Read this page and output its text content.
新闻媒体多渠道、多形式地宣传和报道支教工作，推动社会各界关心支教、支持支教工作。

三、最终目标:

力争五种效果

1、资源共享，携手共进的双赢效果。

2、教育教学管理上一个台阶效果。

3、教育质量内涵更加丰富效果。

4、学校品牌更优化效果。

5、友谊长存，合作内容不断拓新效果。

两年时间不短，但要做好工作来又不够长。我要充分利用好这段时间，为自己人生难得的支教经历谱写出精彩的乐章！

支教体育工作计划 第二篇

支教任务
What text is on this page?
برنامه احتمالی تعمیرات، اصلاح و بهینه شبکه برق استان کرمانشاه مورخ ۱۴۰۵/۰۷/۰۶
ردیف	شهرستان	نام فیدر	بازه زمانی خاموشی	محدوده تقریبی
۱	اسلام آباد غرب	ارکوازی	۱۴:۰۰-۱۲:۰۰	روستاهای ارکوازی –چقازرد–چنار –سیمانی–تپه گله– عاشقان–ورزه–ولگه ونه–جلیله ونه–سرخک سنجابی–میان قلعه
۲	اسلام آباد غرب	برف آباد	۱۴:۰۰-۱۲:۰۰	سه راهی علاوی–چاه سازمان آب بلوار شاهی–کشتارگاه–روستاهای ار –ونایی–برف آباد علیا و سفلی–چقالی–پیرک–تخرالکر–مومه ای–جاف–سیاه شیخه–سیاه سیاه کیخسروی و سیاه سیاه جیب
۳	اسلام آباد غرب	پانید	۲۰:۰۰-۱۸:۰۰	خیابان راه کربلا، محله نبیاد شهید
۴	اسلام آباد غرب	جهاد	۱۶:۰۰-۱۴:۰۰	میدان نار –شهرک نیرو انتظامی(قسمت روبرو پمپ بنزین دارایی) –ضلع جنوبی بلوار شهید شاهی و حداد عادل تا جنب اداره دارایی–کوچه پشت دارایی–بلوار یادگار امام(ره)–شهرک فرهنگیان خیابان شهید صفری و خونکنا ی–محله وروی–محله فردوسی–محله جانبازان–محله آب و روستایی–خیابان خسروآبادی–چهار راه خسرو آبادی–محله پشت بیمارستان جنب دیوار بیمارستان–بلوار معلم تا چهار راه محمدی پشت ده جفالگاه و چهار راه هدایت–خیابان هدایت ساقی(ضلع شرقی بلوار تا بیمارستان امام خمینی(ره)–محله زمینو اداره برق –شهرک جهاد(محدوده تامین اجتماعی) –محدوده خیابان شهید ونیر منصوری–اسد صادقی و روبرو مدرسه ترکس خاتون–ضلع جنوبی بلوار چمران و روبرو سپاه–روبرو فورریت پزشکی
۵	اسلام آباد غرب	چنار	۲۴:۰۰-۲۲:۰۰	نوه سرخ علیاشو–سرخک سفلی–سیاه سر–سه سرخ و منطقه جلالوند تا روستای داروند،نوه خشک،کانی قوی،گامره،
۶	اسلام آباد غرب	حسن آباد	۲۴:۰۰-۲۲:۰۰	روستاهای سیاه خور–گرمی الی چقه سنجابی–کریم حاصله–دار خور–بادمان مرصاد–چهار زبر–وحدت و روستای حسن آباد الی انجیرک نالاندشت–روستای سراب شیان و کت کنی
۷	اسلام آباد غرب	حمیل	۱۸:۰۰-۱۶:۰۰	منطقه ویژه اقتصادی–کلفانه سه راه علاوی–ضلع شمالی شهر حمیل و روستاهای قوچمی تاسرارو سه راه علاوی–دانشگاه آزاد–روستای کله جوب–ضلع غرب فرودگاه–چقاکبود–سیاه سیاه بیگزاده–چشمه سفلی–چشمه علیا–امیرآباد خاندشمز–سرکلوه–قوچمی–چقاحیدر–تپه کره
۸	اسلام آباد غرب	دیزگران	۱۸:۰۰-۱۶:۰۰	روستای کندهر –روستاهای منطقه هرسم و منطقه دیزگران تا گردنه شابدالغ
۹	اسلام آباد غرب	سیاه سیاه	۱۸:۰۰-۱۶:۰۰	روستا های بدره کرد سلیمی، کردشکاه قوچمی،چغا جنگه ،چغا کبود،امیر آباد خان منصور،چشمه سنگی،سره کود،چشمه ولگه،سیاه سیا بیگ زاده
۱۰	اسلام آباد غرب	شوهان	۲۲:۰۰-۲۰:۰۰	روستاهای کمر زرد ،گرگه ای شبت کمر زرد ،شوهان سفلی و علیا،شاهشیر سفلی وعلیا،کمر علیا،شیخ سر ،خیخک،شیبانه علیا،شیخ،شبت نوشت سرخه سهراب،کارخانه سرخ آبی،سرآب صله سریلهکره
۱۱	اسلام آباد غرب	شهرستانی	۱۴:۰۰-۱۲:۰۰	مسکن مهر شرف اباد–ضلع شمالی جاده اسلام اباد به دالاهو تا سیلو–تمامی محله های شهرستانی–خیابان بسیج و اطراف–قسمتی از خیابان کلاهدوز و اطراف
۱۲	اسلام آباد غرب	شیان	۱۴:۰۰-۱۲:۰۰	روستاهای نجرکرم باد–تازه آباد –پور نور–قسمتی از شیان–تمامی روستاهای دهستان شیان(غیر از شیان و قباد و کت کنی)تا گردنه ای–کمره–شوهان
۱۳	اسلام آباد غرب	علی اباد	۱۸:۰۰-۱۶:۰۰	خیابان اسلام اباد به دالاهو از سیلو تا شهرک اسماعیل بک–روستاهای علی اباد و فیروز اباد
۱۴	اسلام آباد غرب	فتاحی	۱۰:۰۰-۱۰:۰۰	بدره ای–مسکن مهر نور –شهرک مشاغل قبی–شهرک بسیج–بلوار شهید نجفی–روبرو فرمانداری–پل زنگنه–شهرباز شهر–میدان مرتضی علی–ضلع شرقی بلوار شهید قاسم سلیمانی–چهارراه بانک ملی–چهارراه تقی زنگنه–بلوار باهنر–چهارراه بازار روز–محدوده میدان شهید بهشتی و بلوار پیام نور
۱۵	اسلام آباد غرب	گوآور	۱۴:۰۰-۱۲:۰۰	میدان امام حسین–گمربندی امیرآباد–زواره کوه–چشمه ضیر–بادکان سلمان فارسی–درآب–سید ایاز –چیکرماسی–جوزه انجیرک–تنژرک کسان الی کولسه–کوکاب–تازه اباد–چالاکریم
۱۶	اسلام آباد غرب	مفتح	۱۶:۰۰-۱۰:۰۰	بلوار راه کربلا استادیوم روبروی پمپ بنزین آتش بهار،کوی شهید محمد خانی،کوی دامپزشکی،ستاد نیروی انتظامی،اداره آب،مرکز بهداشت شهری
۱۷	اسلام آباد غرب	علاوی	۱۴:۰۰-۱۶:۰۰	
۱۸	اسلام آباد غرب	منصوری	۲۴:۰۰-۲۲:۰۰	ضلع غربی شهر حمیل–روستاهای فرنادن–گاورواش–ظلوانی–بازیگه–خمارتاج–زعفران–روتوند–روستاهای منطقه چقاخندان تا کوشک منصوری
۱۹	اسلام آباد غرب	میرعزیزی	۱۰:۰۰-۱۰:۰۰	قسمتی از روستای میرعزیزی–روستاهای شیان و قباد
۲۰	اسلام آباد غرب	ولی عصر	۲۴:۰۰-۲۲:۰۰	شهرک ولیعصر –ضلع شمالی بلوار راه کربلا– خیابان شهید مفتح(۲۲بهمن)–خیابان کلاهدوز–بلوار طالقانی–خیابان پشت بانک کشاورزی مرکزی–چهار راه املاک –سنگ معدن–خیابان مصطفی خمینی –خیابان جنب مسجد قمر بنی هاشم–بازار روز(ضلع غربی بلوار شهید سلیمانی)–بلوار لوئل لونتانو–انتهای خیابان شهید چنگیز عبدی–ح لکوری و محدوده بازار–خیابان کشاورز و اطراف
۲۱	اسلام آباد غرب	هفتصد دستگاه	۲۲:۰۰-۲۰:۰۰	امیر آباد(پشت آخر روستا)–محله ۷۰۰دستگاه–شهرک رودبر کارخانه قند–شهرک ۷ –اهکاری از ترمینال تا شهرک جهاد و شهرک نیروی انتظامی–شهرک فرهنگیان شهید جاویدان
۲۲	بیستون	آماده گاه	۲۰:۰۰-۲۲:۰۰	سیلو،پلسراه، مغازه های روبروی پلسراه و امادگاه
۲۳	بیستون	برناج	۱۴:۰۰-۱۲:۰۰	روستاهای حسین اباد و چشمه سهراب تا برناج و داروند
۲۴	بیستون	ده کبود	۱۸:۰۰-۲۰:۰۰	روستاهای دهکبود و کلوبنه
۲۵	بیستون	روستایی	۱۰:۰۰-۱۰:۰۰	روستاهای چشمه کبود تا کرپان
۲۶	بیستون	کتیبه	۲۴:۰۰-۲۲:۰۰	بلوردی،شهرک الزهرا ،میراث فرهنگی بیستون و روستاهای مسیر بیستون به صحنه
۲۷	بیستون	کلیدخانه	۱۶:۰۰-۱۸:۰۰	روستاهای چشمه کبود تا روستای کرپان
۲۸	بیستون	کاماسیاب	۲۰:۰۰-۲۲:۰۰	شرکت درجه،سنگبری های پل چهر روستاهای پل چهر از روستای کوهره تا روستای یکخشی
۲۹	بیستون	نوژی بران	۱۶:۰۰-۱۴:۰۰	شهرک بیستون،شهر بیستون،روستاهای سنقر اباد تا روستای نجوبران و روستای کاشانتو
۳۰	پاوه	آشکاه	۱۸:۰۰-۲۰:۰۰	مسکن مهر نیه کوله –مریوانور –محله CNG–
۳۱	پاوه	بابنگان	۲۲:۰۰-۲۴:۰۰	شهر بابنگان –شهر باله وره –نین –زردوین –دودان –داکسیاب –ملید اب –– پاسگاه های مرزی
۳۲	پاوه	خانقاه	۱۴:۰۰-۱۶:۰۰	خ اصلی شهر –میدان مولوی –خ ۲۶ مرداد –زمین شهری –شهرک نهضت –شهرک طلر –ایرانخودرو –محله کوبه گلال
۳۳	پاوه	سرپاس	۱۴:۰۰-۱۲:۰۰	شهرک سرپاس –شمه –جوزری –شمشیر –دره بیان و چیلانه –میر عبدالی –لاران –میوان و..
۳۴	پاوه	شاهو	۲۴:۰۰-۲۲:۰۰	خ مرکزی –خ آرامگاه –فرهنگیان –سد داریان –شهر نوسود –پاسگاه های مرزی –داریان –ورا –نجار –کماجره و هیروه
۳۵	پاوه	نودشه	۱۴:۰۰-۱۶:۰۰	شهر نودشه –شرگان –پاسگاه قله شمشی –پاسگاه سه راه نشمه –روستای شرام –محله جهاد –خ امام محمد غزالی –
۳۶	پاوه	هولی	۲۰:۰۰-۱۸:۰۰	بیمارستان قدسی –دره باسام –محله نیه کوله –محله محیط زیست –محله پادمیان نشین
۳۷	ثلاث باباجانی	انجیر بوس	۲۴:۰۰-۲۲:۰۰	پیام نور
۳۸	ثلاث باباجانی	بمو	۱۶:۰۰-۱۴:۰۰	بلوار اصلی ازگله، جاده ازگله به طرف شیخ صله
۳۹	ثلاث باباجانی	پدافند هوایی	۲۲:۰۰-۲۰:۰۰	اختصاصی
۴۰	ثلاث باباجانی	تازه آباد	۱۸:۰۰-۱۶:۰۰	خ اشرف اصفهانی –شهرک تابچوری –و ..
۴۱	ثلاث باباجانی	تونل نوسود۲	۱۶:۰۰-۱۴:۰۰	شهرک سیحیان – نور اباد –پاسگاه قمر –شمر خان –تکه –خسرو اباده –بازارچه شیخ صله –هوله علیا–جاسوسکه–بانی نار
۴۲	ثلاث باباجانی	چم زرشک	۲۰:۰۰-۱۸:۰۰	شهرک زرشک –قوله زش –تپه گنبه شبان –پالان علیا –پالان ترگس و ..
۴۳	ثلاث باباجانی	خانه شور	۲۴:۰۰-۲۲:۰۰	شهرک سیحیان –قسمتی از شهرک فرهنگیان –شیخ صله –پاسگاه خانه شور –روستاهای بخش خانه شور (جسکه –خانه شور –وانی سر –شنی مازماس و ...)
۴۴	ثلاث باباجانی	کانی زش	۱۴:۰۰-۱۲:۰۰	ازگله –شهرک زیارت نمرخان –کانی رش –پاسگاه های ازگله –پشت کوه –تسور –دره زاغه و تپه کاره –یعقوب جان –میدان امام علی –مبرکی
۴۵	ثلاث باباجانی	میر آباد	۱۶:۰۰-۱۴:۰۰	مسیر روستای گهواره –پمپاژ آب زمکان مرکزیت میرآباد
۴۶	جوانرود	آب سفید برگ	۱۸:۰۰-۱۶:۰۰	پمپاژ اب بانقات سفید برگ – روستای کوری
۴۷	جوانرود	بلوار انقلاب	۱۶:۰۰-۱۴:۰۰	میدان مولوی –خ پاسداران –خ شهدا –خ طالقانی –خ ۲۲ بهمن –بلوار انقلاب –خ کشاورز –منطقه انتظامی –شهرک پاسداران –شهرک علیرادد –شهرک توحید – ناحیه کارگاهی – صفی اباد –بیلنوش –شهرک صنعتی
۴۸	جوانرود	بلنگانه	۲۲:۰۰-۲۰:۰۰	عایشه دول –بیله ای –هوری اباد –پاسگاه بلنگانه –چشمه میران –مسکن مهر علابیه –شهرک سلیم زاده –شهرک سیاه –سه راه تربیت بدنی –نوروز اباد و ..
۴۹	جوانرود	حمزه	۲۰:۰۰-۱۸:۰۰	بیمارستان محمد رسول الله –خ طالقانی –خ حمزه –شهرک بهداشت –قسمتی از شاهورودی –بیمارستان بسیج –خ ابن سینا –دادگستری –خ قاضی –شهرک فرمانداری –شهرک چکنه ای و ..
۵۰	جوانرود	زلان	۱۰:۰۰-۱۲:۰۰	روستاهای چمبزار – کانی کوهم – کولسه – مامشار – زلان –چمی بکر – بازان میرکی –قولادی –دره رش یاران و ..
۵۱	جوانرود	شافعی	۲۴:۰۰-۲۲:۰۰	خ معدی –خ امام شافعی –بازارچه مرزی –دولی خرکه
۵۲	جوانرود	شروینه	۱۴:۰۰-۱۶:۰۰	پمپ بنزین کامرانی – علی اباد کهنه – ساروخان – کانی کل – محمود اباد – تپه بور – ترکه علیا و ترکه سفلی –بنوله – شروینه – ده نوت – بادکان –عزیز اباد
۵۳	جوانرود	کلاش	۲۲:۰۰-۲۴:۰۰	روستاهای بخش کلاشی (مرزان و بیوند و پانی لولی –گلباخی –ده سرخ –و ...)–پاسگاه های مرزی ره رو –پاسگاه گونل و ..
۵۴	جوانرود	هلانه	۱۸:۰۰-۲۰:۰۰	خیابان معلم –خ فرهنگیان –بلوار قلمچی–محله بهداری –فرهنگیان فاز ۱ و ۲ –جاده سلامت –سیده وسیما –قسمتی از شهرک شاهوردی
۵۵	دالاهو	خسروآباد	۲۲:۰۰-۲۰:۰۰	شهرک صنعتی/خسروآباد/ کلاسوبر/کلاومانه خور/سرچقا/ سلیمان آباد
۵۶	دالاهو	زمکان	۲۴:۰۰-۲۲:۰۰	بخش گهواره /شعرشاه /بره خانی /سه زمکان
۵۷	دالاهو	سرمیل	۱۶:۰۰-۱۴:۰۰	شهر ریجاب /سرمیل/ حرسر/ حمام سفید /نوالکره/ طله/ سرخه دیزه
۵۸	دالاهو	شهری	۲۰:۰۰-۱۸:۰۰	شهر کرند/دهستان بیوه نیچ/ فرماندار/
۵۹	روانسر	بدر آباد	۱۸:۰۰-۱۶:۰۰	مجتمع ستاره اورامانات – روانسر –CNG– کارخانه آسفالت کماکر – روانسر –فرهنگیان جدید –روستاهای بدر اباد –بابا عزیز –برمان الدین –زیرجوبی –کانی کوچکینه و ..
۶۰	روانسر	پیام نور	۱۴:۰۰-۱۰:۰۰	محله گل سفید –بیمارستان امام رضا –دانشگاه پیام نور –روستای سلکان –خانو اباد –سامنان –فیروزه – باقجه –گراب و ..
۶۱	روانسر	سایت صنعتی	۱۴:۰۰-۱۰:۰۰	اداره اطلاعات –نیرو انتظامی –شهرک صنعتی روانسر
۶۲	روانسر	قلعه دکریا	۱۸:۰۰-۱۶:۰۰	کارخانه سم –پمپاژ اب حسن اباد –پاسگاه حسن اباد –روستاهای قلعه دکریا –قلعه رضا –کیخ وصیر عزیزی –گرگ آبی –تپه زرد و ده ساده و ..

== == ==

**Prompt:** Where a line of the material above holds the string "حسین", copy that line.

**Solution to this task:**
۱۵	اسلام آباد غرب	گوآور	۱۴:۰۰-۱۲:۰۰	میدان امام حسین–گمربندی امیرآباد–زواره کوه–چشمه ضیر–بادکان سلمان فارسی–درآب–سید ایاز –چیکرماسی–جوزه انجیرک–تنژرک کسان الی کولسه–کوکاب–تازه اباد–چالاکریم
۲۳	بیستون	برناج	۱۴:۰۰-۱۲:۰۰	روستاهای حسین اباد و چشمه سهراب تا برناج و داروند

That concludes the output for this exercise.